— START OF Input for this task —

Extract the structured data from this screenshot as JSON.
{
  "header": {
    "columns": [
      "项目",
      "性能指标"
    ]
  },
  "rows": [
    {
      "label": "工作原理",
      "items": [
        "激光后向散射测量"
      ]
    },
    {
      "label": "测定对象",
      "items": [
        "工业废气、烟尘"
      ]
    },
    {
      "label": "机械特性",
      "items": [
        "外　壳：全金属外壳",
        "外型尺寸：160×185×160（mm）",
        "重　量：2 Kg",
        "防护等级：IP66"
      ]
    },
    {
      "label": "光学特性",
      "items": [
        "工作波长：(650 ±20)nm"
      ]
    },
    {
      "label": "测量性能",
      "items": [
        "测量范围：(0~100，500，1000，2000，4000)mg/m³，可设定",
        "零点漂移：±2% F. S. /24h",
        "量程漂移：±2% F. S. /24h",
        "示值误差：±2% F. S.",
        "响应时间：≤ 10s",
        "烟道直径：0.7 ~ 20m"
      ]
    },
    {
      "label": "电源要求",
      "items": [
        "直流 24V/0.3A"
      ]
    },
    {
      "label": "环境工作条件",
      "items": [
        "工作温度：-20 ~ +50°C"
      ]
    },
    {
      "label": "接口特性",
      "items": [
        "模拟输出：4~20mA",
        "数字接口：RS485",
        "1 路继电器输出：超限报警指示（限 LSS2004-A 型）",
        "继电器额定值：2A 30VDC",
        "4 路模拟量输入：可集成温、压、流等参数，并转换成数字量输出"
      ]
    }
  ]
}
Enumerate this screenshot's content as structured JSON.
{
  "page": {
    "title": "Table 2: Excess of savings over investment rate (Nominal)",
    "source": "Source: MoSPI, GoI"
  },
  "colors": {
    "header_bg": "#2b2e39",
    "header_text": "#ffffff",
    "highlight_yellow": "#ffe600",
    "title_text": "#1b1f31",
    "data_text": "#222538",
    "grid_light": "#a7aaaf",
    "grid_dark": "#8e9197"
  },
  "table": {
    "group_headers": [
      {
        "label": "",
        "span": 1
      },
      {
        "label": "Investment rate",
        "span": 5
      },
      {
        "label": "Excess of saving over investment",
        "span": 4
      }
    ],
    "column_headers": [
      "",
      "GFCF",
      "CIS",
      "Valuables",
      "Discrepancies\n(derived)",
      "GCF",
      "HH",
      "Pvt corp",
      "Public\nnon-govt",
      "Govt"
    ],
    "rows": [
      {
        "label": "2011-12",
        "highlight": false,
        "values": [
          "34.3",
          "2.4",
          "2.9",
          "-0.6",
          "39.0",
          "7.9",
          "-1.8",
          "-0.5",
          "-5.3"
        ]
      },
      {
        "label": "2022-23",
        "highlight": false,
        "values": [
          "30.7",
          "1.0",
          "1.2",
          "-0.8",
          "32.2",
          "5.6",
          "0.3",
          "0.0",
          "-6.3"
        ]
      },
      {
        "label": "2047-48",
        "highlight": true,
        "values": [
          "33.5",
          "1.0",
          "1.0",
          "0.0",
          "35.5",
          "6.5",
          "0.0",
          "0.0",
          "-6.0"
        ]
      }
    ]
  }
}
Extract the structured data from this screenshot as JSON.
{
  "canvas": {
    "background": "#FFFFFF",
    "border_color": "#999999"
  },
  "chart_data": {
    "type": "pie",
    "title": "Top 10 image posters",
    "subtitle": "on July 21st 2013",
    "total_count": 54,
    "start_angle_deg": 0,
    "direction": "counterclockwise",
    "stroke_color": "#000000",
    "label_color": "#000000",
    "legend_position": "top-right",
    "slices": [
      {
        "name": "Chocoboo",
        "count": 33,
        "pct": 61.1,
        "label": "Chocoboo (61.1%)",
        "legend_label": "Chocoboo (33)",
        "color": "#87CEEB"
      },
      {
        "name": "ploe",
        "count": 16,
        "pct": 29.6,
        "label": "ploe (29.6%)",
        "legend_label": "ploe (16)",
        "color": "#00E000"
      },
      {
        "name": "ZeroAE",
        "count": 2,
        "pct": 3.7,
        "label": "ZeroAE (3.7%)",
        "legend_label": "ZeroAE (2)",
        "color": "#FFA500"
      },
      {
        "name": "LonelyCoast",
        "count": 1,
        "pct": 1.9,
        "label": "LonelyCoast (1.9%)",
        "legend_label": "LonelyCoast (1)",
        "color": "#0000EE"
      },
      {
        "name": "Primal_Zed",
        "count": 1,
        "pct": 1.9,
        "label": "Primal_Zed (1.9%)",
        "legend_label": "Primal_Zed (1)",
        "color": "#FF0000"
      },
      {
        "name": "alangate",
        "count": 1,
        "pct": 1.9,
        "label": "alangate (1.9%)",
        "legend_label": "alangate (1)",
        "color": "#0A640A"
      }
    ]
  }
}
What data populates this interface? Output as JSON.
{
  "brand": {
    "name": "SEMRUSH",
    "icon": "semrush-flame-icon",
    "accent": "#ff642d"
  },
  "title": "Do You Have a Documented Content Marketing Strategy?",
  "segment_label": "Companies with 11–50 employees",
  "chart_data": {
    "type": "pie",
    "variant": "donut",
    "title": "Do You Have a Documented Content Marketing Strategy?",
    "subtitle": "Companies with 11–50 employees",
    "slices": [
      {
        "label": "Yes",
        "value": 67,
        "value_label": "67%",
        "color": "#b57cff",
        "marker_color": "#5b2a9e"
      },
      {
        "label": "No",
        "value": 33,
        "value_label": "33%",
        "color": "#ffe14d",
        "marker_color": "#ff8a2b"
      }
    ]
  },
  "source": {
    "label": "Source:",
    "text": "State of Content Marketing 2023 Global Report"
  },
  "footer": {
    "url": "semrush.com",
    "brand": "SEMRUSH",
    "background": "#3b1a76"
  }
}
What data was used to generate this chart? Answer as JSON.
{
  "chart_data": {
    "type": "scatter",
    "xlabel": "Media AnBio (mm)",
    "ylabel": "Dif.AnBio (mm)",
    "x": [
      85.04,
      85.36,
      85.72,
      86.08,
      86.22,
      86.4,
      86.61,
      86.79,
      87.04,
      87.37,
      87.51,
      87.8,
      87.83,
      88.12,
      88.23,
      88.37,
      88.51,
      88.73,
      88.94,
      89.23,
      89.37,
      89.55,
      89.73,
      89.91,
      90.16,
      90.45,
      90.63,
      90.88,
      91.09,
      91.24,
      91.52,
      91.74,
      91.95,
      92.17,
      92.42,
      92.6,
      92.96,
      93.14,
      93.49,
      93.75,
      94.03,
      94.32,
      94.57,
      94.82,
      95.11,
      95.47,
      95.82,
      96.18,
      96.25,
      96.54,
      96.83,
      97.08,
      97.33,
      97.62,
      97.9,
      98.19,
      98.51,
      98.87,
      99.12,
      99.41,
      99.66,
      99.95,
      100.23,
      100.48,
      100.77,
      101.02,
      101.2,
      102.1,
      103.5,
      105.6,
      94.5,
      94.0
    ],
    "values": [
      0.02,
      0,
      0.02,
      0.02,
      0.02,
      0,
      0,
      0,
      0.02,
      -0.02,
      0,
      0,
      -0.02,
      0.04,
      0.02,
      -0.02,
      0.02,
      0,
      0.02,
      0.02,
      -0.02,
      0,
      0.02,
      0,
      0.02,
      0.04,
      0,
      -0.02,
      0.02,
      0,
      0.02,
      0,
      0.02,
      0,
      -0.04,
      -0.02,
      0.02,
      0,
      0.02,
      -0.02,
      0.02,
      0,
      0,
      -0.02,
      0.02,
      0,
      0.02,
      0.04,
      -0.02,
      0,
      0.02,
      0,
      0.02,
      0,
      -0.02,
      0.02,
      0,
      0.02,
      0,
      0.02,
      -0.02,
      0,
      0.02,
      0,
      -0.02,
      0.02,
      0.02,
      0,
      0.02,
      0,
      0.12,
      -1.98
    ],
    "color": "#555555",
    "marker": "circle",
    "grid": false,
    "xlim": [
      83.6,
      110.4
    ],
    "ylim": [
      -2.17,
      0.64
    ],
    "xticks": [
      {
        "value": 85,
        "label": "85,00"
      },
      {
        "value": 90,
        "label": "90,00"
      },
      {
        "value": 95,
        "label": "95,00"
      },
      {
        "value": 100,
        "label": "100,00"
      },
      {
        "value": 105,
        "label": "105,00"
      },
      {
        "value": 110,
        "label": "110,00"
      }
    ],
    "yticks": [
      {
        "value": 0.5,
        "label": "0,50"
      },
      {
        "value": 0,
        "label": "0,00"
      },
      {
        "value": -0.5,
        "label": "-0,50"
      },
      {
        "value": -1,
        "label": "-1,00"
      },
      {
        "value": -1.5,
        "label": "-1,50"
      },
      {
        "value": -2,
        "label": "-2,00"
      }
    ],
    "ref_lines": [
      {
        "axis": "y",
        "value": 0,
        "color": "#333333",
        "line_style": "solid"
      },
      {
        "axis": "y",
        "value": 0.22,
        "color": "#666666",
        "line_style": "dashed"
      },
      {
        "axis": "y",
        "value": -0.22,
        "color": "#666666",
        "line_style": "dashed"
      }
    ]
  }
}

— END OF Input for this task —

→ **What is required**
Find every line with "over" in the listing and state how many there are, nothing else.

→ **Output for this exercise**
2